#### Records to process

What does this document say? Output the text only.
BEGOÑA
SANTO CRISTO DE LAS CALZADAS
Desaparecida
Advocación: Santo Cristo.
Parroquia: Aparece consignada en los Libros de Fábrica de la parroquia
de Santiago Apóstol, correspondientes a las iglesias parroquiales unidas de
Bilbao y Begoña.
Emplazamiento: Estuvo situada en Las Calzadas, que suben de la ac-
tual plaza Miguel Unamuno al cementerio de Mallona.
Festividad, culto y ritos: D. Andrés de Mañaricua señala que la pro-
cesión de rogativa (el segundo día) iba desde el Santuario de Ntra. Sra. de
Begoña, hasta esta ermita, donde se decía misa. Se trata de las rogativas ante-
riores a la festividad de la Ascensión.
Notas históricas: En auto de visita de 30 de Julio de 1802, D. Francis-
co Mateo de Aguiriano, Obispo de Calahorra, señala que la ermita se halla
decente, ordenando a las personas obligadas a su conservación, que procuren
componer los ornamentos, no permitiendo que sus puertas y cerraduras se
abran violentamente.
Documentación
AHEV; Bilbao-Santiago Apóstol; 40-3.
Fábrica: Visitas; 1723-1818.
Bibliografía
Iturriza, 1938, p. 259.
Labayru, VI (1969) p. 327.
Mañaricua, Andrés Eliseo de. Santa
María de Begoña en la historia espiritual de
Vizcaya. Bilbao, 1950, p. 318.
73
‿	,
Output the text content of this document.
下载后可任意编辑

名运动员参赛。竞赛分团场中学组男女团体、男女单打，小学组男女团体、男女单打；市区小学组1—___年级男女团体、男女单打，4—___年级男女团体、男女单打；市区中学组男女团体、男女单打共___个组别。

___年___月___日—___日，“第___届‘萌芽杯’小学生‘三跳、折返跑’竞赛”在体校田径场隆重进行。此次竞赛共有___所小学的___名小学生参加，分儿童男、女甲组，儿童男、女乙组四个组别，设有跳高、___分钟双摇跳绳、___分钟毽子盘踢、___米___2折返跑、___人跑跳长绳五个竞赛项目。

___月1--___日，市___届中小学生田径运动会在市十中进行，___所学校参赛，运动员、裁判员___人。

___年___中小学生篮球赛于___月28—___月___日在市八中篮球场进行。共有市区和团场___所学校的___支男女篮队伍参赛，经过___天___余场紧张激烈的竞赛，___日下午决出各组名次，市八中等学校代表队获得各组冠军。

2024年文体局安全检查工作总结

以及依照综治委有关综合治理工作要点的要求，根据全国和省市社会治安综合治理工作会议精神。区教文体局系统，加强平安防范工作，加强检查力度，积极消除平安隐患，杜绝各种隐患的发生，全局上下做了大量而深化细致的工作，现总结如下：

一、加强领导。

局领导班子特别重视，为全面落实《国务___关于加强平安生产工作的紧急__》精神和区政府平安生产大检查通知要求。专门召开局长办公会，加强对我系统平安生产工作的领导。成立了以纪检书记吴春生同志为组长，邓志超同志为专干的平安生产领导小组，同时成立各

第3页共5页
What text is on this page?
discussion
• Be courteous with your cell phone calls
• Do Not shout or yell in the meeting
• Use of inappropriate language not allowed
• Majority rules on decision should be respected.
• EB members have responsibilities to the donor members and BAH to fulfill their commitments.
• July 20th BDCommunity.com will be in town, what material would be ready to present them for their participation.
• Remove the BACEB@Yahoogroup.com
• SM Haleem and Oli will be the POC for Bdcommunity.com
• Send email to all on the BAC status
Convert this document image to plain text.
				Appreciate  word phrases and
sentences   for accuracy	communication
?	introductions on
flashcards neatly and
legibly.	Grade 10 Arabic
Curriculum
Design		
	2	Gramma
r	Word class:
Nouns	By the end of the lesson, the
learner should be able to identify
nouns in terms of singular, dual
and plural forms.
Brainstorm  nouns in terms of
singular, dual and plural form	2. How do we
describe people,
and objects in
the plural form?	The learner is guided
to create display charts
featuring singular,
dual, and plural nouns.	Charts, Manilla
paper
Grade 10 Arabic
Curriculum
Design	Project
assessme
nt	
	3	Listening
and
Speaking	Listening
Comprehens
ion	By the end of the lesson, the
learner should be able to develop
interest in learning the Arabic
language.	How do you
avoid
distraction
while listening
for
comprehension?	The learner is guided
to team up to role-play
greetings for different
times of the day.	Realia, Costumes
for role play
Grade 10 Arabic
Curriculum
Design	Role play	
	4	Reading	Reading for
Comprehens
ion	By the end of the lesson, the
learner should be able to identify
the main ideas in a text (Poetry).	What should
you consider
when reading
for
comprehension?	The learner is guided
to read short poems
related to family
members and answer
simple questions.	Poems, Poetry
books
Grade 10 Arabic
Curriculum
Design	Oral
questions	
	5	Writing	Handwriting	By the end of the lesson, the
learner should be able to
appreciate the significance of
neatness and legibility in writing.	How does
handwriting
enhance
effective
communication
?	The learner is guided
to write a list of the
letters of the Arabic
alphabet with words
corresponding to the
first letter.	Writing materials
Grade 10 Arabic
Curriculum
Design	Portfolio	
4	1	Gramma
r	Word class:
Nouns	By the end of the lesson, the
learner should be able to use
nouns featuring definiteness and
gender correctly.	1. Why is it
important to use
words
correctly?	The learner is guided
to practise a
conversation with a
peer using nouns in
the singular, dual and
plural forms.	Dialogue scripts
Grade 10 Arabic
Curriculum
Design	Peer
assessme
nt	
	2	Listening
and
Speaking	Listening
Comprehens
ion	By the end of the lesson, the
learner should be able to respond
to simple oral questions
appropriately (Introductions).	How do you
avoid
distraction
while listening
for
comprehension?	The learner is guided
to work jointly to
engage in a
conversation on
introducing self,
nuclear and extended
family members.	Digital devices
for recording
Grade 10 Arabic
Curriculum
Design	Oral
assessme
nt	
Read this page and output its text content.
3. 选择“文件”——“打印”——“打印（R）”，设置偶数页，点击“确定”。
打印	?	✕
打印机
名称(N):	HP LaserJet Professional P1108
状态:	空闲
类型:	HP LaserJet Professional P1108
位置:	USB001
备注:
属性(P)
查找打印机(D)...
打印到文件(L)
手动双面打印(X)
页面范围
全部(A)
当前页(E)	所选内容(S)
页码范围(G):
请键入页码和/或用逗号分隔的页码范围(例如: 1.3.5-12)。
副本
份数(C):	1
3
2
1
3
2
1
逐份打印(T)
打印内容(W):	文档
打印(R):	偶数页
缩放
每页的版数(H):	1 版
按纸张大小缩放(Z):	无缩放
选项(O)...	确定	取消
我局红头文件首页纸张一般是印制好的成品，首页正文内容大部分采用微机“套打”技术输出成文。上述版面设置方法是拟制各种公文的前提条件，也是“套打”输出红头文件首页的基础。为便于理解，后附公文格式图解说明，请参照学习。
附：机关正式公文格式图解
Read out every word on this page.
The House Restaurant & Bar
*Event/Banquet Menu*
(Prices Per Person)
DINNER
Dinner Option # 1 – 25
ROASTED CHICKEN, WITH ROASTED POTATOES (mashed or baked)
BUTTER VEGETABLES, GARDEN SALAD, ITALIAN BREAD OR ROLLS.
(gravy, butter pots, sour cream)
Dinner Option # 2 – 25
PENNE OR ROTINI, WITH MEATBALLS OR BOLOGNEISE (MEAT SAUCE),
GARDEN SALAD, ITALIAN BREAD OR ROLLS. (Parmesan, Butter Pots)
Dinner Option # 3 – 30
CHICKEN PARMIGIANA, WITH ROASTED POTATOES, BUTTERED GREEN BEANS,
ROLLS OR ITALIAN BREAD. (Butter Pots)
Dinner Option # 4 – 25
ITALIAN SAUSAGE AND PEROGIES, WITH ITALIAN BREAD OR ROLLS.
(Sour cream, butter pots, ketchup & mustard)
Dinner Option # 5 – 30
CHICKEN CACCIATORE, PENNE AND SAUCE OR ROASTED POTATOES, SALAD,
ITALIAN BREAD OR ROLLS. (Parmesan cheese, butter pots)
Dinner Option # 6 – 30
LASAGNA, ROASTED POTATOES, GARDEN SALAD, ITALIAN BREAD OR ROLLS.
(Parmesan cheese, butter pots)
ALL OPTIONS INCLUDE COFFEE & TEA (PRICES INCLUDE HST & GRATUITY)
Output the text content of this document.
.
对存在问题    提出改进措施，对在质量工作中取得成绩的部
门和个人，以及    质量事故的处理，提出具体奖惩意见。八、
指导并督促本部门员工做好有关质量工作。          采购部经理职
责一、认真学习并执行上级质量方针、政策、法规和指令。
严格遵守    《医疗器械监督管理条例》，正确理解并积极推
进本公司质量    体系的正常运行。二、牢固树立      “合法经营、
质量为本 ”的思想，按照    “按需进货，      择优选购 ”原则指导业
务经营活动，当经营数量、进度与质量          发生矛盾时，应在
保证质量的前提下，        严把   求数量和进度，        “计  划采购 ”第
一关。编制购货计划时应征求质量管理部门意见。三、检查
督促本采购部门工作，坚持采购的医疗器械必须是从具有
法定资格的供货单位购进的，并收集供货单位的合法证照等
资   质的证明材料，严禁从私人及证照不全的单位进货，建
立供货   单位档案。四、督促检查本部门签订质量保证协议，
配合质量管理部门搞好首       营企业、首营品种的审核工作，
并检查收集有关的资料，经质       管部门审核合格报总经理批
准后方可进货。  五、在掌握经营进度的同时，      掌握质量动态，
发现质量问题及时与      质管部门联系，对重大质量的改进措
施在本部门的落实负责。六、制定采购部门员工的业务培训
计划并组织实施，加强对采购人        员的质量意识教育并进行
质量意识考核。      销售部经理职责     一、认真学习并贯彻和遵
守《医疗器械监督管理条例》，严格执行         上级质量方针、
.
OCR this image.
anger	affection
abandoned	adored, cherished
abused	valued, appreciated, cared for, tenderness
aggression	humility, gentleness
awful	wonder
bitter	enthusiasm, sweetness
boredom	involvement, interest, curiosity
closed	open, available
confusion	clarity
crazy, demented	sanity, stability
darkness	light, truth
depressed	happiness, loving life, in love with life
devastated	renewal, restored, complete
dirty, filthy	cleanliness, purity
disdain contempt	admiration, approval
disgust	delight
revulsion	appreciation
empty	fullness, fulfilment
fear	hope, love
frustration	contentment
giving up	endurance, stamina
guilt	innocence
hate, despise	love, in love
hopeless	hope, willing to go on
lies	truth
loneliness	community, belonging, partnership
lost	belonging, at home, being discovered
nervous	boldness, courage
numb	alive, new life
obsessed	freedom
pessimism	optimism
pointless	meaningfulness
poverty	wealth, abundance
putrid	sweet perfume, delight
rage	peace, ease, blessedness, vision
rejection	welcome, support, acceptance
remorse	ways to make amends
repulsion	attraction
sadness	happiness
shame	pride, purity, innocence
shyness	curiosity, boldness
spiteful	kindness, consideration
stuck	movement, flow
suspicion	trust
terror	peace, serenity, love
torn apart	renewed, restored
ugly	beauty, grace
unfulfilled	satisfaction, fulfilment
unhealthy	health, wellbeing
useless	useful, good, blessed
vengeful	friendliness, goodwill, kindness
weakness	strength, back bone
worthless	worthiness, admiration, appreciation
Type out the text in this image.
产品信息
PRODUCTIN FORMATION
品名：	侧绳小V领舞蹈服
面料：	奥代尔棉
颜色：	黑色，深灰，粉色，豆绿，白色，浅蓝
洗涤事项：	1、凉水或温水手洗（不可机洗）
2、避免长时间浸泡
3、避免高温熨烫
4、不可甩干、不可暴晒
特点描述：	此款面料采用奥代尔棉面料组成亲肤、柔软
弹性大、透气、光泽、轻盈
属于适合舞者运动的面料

########

_Goal of the exercise_
Scan the lines above for "boldness", then copy every one that has it.

_Complete response_
nervous	boldness, courage
shyness	curiosity, boldness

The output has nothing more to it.